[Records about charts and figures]
** Begin **

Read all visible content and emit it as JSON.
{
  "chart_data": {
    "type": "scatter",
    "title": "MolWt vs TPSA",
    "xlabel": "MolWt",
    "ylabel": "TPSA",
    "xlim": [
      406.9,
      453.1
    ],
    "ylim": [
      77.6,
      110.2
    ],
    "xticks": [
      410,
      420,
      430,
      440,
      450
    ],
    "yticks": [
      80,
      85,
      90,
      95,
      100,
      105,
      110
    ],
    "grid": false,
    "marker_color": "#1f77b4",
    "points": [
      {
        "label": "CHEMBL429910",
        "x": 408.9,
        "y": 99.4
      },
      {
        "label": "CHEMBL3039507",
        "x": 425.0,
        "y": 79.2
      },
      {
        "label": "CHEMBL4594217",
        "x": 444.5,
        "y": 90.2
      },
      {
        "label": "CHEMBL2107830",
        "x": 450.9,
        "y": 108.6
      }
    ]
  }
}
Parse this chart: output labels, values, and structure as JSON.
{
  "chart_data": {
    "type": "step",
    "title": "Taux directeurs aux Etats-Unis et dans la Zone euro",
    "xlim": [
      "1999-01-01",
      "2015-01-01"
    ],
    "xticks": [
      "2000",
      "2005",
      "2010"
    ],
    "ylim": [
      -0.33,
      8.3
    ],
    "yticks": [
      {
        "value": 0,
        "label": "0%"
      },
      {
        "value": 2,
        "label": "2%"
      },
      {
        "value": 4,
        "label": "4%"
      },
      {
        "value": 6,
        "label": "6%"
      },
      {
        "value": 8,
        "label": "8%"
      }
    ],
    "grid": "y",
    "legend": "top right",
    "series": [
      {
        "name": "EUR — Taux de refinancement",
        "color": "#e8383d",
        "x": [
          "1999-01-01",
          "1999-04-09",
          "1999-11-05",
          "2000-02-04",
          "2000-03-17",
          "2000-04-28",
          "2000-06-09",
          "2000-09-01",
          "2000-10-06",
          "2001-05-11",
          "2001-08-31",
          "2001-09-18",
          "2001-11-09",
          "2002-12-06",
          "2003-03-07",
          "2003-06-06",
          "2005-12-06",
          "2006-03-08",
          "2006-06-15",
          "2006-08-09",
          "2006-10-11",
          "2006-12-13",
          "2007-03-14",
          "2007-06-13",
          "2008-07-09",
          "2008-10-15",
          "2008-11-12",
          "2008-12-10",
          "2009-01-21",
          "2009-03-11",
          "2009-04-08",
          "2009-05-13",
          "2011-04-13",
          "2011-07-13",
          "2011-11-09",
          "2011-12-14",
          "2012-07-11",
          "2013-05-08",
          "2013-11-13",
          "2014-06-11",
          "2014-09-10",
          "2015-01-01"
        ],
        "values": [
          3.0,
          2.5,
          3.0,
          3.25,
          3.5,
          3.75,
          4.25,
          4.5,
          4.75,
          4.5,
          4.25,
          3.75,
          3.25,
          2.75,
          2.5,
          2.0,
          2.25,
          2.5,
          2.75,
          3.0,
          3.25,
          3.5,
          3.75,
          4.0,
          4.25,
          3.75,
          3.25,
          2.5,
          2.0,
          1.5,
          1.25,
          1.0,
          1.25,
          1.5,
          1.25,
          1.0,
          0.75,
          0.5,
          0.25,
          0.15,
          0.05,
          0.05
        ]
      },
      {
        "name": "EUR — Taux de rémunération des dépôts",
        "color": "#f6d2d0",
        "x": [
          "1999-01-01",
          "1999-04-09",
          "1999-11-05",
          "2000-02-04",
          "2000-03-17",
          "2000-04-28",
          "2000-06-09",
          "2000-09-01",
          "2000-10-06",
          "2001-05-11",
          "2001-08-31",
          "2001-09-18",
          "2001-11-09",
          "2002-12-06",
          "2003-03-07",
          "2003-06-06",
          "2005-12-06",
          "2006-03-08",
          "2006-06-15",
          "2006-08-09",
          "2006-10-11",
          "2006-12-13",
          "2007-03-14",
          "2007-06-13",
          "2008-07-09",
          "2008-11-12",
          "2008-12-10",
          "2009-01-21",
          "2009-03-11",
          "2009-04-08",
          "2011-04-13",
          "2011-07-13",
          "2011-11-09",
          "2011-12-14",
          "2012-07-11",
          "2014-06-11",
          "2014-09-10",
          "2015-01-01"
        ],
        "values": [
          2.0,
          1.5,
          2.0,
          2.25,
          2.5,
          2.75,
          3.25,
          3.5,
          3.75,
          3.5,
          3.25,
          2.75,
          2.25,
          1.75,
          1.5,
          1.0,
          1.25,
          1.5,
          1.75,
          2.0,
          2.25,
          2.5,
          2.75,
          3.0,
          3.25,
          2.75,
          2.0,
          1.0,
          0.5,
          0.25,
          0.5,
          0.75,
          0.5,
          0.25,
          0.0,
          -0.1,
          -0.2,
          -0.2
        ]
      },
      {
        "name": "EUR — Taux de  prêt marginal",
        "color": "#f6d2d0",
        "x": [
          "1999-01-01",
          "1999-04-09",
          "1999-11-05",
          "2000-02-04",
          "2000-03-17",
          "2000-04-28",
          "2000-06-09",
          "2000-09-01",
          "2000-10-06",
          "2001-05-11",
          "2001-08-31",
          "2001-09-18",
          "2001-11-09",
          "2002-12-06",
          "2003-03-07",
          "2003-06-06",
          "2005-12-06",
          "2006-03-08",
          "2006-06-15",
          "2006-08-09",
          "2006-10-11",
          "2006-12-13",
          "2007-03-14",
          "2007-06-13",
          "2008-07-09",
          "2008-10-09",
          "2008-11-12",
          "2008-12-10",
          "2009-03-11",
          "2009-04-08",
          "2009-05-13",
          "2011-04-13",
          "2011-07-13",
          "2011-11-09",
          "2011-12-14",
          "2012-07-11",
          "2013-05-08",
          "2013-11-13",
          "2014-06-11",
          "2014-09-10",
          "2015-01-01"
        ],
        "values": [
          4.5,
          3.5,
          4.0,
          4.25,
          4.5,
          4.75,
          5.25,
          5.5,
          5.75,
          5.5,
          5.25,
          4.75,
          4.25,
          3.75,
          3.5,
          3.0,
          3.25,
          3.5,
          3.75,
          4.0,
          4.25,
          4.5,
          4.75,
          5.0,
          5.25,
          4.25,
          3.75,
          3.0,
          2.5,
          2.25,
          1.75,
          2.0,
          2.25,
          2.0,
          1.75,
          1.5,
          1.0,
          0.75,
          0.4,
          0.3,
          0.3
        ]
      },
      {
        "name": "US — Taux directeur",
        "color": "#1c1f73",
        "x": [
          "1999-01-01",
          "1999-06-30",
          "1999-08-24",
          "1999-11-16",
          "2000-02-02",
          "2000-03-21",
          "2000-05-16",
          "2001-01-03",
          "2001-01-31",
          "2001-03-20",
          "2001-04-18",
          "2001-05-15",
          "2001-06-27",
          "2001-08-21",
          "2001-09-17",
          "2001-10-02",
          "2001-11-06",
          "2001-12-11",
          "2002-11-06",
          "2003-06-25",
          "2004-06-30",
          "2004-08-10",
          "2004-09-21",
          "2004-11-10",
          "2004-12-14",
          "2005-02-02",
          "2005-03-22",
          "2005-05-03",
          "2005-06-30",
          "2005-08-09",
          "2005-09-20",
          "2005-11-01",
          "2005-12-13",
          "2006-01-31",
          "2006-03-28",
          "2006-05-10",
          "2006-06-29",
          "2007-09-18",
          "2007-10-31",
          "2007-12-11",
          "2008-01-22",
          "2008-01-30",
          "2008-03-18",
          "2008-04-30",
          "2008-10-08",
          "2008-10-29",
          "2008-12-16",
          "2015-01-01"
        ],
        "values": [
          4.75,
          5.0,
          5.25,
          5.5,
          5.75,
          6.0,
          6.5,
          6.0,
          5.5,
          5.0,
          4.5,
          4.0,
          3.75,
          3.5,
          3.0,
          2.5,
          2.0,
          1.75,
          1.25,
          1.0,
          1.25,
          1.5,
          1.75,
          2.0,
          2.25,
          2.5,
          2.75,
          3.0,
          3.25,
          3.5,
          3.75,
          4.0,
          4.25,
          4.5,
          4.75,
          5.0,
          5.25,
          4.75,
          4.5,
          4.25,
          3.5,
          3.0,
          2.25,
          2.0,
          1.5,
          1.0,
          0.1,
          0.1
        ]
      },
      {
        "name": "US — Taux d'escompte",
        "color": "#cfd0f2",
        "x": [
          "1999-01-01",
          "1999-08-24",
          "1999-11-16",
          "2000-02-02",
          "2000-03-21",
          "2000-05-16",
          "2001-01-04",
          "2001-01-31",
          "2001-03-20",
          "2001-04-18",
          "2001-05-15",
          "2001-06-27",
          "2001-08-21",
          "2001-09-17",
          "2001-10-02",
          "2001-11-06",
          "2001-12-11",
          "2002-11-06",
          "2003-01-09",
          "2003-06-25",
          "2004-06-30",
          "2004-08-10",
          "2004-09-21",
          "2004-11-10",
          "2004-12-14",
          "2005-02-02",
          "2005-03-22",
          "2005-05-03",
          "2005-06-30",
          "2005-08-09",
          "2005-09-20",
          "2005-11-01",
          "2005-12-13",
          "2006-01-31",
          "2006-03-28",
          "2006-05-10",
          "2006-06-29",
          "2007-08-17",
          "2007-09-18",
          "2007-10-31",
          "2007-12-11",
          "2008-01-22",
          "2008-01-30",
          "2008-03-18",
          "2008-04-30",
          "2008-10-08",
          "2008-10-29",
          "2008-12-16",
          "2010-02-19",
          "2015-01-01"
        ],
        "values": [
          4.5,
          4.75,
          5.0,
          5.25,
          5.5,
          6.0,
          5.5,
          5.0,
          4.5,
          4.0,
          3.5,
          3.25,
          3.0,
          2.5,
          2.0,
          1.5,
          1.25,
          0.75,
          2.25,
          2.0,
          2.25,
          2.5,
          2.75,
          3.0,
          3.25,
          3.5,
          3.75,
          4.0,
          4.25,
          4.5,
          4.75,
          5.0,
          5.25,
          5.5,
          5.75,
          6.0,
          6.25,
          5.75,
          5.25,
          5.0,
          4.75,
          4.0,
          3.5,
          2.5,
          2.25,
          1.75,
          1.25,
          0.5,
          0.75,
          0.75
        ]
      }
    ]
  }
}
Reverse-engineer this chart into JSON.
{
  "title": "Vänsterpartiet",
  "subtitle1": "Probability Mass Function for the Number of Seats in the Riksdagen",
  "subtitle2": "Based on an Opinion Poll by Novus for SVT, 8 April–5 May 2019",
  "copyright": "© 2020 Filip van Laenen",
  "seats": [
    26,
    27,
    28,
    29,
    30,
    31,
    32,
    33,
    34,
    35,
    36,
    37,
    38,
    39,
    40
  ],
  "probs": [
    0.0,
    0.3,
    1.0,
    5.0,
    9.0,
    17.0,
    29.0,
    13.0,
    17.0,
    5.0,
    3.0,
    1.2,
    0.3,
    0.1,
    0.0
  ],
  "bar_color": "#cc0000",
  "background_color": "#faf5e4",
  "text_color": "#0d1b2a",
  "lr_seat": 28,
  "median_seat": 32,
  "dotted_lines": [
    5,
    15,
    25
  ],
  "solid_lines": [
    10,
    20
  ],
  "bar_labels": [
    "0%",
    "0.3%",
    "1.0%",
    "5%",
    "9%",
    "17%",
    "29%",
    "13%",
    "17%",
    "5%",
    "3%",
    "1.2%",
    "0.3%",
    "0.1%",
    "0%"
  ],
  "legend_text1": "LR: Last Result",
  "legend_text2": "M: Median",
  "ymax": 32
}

** End **

**WORK TO COMPLETE**
Which lines in the data above contain "Taux"? Show each one.

**RESPONSE**
    "title": "Taux directeurs aux Etats-Unis et dans la Zone euro",
        "name": "EUR — Taux de refinancement",
        "name": "EUR — Taux de rémunération des dépôts",
        "name": "EUR — Taux de  prêt marginal",
        "name": "US — Taux directeur",
        "name": "US — Taux d'escompte",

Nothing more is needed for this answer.